***** Data for the task
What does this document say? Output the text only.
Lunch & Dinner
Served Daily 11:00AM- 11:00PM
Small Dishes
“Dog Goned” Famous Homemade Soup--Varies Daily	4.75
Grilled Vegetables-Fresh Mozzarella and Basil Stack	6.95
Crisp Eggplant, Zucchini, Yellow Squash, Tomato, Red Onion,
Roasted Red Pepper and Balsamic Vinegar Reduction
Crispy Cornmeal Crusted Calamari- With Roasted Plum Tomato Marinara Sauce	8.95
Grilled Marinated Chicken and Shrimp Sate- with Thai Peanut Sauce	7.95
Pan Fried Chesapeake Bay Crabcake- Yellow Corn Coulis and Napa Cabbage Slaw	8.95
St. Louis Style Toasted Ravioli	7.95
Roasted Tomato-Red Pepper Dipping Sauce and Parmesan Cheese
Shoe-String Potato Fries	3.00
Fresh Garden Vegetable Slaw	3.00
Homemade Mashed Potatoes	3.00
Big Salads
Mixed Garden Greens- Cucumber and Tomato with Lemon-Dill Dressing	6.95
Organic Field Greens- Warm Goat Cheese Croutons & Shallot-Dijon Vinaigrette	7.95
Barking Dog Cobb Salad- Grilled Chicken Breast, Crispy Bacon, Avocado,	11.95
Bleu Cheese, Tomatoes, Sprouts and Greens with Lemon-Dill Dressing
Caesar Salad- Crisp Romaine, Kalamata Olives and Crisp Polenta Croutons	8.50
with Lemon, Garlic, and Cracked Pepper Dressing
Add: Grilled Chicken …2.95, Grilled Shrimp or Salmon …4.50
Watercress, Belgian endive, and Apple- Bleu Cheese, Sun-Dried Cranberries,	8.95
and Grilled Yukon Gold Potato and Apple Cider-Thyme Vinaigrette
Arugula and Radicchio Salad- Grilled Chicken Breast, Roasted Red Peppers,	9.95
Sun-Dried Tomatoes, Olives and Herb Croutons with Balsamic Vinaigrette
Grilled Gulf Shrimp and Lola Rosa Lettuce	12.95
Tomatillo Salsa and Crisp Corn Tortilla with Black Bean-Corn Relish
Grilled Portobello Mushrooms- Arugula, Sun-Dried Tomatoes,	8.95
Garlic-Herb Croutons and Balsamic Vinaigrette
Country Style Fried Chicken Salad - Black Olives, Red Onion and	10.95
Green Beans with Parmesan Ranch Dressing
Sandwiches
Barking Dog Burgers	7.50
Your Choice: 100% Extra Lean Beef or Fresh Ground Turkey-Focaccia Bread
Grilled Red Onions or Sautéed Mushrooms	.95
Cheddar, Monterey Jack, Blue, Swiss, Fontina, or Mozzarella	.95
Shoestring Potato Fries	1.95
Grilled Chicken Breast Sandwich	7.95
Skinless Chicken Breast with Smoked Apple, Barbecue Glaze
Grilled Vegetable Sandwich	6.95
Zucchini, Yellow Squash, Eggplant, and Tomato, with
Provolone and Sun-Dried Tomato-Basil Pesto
**********
***** Data for the task
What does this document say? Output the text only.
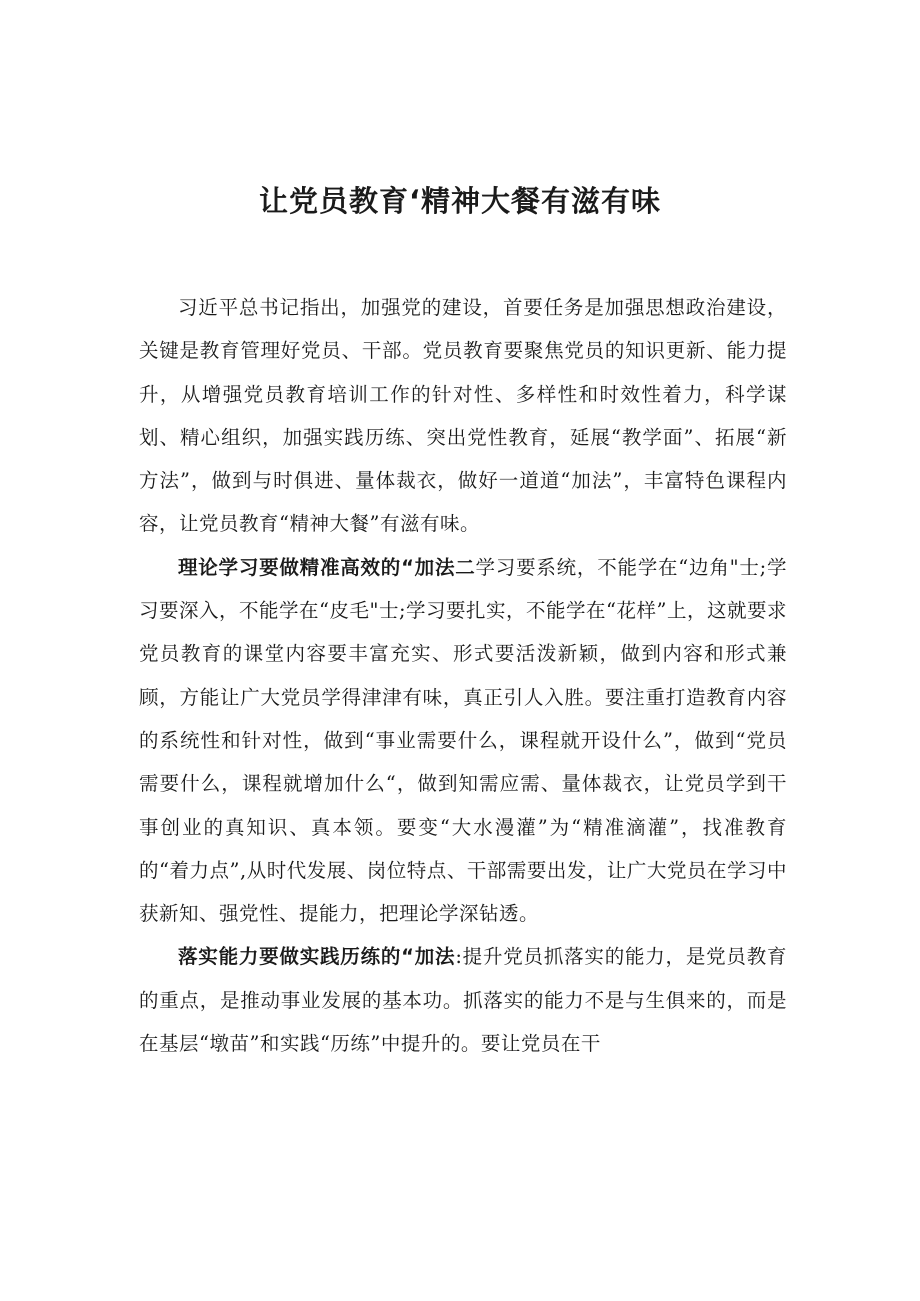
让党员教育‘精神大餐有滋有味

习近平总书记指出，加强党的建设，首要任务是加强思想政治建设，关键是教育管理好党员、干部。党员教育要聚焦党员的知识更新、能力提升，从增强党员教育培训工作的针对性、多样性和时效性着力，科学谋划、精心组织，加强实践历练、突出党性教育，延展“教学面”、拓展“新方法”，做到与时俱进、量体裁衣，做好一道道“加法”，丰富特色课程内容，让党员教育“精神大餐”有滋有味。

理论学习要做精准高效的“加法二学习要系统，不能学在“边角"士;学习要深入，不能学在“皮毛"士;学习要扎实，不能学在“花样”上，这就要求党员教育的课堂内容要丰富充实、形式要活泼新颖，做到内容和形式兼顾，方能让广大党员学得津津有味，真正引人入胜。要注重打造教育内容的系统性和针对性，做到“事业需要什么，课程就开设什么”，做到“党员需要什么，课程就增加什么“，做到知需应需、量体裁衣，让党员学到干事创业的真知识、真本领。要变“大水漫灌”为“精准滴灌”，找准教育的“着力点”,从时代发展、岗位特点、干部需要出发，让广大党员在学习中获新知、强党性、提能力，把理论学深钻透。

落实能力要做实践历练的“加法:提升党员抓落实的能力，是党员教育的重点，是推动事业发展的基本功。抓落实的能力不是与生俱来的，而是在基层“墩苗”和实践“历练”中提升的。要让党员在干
**********
• **What you need to do**: Work through the data and report how many of its lines hold the word "Daily", giving only the figure.

• **Output for this task**: 2